» Description of the task
In the entries below, identify every line with the string "options" and copy it.

-- START Supplied records --

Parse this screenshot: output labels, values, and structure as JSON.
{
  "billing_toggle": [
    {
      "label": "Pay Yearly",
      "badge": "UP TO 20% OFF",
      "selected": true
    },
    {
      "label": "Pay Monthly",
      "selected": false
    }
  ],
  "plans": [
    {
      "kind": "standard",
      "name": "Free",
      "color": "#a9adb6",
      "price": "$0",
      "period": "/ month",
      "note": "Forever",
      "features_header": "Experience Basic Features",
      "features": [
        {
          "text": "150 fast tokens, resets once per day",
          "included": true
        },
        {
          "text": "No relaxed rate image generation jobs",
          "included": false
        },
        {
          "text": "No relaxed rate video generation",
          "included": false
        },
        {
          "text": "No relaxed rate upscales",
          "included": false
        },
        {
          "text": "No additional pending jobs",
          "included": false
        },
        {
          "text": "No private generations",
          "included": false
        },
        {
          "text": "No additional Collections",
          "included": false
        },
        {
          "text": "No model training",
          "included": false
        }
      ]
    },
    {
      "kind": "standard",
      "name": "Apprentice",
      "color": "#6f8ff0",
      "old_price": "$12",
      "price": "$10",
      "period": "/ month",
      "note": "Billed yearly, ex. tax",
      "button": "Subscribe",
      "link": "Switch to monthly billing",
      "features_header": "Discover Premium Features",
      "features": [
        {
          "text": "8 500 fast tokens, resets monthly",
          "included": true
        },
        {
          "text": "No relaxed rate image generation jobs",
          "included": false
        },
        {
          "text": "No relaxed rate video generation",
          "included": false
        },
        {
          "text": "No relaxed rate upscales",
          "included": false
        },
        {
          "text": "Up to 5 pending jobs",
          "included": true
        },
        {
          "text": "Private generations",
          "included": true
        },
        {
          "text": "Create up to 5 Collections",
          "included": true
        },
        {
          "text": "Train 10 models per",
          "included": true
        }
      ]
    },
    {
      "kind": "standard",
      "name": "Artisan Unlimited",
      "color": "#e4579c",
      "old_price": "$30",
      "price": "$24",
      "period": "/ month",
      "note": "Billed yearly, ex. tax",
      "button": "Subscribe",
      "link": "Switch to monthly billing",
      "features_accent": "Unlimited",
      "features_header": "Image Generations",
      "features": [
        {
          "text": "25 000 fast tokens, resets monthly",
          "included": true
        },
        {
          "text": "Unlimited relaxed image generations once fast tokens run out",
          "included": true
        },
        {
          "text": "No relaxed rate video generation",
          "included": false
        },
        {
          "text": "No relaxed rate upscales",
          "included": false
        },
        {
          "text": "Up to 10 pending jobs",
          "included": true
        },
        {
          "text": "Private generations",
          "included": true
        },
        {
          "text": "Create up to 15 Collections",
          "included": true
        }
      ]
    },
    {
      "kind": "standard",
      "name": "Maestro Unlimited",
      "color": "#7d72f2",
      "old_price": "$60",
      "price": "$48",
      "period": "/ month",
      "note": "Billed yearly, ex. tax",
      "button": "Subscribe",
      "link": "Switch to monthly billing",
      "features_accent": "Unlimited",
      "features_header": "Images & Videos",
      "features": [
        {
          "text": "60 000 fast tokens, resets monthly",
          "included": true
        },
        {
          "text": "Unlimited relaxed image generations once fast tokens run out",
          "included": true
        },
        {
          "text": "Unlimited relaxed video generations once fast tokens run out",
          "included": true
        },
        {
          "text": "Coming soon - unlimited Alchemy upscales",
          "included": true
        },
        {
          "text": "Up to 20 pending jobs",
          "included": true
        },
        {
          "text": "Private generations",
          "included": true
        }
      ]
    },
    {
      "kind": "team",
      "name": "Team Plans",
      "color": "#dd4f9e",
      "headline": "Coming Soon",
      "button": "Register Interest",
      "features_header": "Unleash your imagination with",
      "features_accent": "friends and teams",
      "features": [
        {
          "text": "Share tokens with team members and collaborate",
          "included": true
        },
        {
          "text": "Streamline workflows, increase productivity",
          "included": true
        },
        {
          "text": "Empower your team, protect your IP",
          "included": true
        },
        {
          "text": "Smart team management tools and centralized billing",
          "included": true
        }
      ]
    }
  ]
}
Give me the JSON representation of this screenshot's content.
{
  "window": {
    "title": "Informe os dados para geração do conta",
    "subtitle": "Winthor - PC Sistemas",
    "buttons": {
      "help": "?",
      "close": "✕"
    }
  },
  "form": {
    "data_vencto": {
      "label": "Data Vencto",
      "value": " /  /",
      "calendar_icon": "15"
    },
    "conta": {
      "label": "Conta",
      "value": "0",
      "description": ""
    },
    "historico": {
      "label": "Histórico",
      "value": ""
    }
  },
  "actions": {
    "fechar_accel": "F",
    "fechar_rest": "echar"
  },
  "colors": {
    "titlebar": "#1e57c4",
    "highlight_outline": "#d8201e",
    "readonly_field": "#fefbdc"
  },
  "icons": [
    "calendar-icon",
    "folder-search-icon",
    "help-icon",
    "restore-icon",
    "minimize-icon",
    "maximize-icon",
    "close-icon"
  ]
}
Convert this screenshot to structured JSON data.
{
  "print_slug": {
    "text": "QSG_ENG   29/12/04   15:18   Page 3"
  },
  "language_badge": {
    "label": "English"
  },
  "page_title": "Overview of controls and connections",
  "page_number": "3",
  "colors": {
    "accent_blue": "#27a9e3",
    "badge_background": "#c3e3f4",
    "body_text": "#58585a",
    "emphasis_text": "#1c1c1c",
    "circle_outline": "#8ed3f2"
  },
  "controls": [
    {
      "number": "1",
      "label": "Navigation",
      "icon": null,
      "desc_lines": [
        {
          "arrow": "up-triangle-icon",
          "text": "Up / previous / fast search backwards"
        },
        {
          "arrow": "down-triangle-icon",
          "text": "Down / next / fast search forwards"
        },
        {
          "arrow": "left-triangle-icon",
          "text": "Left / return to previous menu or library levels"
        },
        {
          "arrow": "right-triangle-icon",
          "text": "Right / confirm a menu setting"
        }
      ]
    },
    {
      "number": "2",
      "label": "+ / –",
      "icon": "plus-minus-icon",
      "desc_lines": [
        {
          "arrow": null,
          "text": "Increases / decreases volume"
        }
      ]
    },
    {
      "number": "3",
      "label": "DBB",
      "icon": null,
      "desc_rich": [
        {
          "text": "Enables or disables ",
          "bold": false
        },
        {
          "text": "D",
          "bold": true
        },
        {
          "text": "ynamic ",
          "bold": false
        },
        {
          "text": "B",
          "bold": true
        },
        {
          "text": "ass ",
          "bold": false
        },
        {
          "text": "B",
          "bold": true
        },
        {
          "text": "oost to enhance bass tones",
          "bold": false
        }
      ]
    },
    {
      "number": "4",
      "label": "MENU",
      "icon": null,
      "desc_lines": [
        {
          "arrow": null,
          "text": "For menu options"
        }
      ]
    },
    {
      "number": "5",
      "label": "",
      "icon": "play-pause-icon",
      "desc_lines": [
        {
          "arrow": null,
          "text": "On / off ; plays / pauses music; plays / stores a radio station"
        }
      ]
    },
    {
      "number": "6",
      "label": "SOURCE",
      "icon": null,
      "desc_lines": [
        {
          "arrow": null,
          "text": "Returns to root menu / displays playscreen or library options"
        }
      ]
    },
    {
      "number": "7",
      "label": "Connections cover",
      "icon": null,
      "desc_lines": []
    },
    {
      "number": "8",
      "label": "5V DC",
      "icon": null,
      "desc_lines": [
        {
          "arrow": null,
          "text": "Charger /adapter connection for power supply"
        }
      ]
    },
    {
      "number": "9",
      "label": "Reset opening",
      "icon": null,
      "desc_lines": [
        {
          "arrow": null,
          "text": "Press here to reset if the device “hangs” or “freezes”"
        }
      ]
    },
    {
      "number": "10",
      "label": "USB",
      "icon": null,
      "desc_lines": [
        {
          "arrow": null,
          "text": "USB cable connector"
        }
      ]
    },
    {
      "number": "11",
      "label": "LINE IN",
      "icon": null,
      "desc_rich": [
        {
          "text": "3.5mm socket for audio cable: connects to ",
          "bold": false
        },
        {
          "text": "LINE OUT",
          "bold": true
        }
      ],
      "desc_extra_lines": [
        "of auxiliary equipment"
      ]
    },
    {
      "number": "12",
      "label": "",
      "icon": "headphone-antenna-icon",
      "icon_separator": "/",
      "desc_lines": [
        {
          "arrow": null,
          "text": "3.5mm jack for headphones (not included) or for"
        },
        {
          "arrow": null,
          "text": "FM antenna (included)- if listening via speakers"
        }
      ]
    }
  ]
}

-- END Supplied records --

» Result of the exercise
          "text": "For menu options"
          "text": "Returns to root menu / displays playscreen or library options"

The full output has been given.